▶ **EXCERPTED DATA**:
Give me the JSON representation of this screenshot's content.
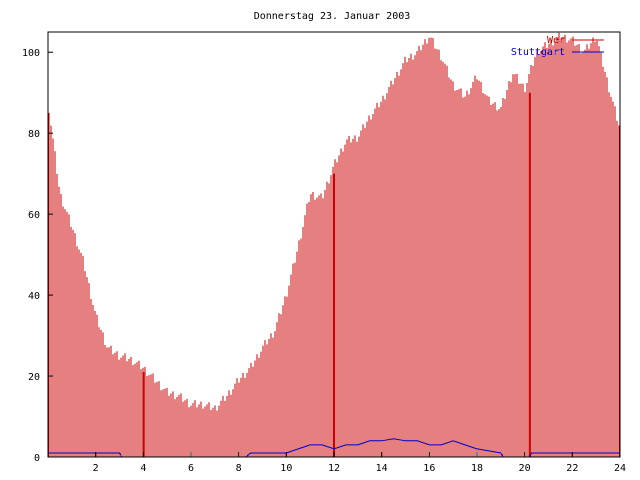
{
  "chart_data": {
    "type": "bar",
    "title": "Donnerstag 23. Januar 2003",
    "xlabel": "",
    "ylabel": "",
    "xlim": [
      0,
      24
    ],
    "ylim": [
      0,
      105
    ],
    "xticks": [
      2,
      4,
      6,
      8,
      10,
      12,
      14,
      16,
      18,
      20,
      22,
      24
    ],
    "yticks": [
      0,
      20,
      40,
      60,
      80,
      100
    ],
    "xtick_labels": [
      "2",
      "4",
      "6",
      "8",
      "10",
      "12",
      "14",
      "16",
      "18",
      "20",
      "22",
      "24"
    ],
    "ytick_labels": [
      "0",
      "20",
      "40",
      "60",
      "80",
      "100"
    ],
    "legend_position": "top-right",
    "series": [
      {
        "name": "Wer",
        "style": "impulses",
        "color": "#cc0000",
        "x": [
          0.0,
          0.5,
          1.0,
          1.5,
          2.0,
          2.5,
          3.0,
          3.5,
          4.0,
          4.5,
          5.0,
          5.5,
          6.0,
          6.5,
          7.0,
          7.5,
          8.0,
          8.5,
          9.0,
          9.5,
          10.0,
          10.5,
          11.0,
          11.5,
          12.0,
          12.5,
          13.0,
          13.5,
          14.0,
          14.5,
          15.0,
          15.5,
          16.0,
          16.5,
          17.0,
          17.5,
          18.0,
          18.5,
          19.0,
          19.5,
          20.0,
          20.5,
          21.0,
          21.5,
          22.0,
          22.5,
          23.0,
          23.5,
          24.0
        ],
        "y": [
          88,
          65,
          57,
          48,
          35,
          27,
          25,
          24,
          22,
          19,
          16,
          15,
          13,
          13,
          12,
          15,
          19,
          22,
          27,
          31,
          40,
          52,
          65,
          64,
          72,
          78,
          79,
          84,
          88,
          93,
          98,
          100,
          104,
          99,
          92,
          89,
          94,
          88,
          86,
          95,
          91,
          100,
          102,
          104,
          103,
          100,
          104,
          92,
          81
        ]
      },
      {
        "name": "Stuttgart",
        "style": "lines",
        "color": "#0000cc",
        "x": [
          0.0,
          3.0,
          3.1,
          8.3,
          8.5,
          10.0,
          10.5,
          11.0,
          11.5,
          12.0,
          12.5,
          13.0,
          13.5,
          14.0,
          14.5,
          15.0,
          15.5,
          16.0,
          16.5,
          17.0,
          17.5,
          18.0,
          18.5,
          19.0,
          19.1,
          20.2,
          20.3,
          24.0
        ],
        "y": [
          1,
          1,
          0,
          0,
          1,
          1,
          2,
          3,
          3,
          2,
          3,
          3,
          4,
          4,
          4.5,
          4,
          4,
          3,
          3,
          4,
          3,
          2,
          1.5,
          1,
          0,
          0,
          1,
          1
        ]
      }
    ],
    "extra_lines": [
      {
        "x": 4.0,
        "y": 21
      },
      {
        "x": 12.0,
        "y": 70
      },
      {
        "x": 20.2,
        "y": 90
      }
    ]
  }
}
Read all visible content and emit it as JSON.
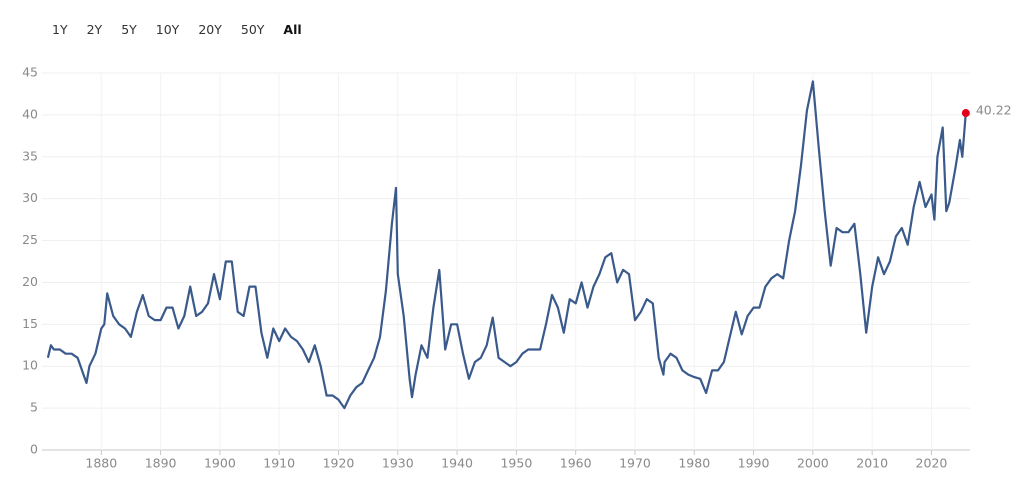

▶ **PROBLEM**:
Transcribe every entry word for word, but omit the pictures.

▶ **ANSWER FOR THE TASK**:
Give me the JSON representation of this screenshot's content.
{
  "chart_data": {
    "type": "bar",
    "title": "Donnerstag 23. Januar 2003",
    "xlabel": "",
    "ylabel": "",
    "xlim": [
      0,
      24
    ],
    "ylim": [
      0,
      105
    ],
    "xticks": [
      2,
      4,
      6,
      8,
      10,
      12,
      14,
      16,
      18,
      20,
      22,
      24
    ],
    "yticks": [
      0,
      20,
      40,
      60,
      80,
      100
    ],
    "xtick_labels": [
      "2",
      "4",
      "6",
      "8",
      "10",
      "12",
      "14",
      "16",
      "18",
      "20",
      "22",
      "24"
    ],
    "ytick_labels": [
      "0",
      "20",
      "40",
      "60",
      "80",
      "100"
    ],
    "legend_position": "top-right",
    "series": [
      {
        "name": "Wer",
        "style": "impulses",
        "color": "#cc0000",
        "x": [
          0.0,
          0.5,
          1.0,
          1.5,
          2.0,
          2.5,
          3.0,
          3.5,
          4.0,
          4.5,
          5.0,
          5.5,
          6.0,
          6.5,
          7.0,
          7.5,
          8.0,
          8.5,
          9.0,
          9.5,
          10.0,
          10.5,
          11.0,
          11.5,
          12.0,
          12.5,
          13.0,
          13.5,
          14.0,
          14.5,
          15.0,
          15.5,
          16.0,
          16.5,
          17.0,
          17.5,
          18.0,
          18.5,
          19.0,
          19.5,
          20.0,
          20.5,
          21.0,
          21.5,
          22.0,
          22.5,
          23.0,
          23.5,
          24.0
        ],
        "y": [
          88,
          65,
          57,
          48,
          35,
          27,
          25,
          24,
          22,
          19,
          16,
          15,
          13,
          13,
          12,
          15,
          19,
          22,
          27,
          31,
          40,
          52,
          65,
          64,
          72,
          78,
          79,
          84,
          88,
          93,
          98,
          100,
          104,
          99,
          92,
          89,
          94,
          88,
          86,
          95,
          91,
          100,
          102,
          104,
          103,
          100,
          104,
          92,
          81
        ]
      },
      {
        "name": "Stuttgart",
        "style": "lines",
        "color": "#0000cc",
        "x": [
          0.0,
          3.0,
          3.1,
          8.3,
          8.5,
          10.0,
          10.5,
          11.0,
          11.5,
          12.0,
          12.5,
          13.0,
          13.5,
          14.0,
          14.5,
          15.0,
          15.5,
          16.0,
          16.5,
          17.0,
          17.5,
          18.0,
          18.5,
          19.0,
          19.1,
          20.2,
          20.3,
          24.0
        ],
        "y": [
          1,
          1,
          0,
          0,
          1,
          1,
          2,
          3,
          3,
          2,
          3,
          3,
          4,
          4,
          4.5,
          4,
          4,
          3,
          3,
          4,
          3,
          2,
          1.5,
          1,
          0,
          0,
          1,
          1
        ]
      }
    ],
    "extra_lines": [
      {
        "x": 4.0,
        "y": 21
      },
      {
        "x": 12.0,
        "y": 70
      },
      {
        "x": 20.2,
        "y": 90
      }
    ]
  }
}
Read all visible content and emit it as JSON.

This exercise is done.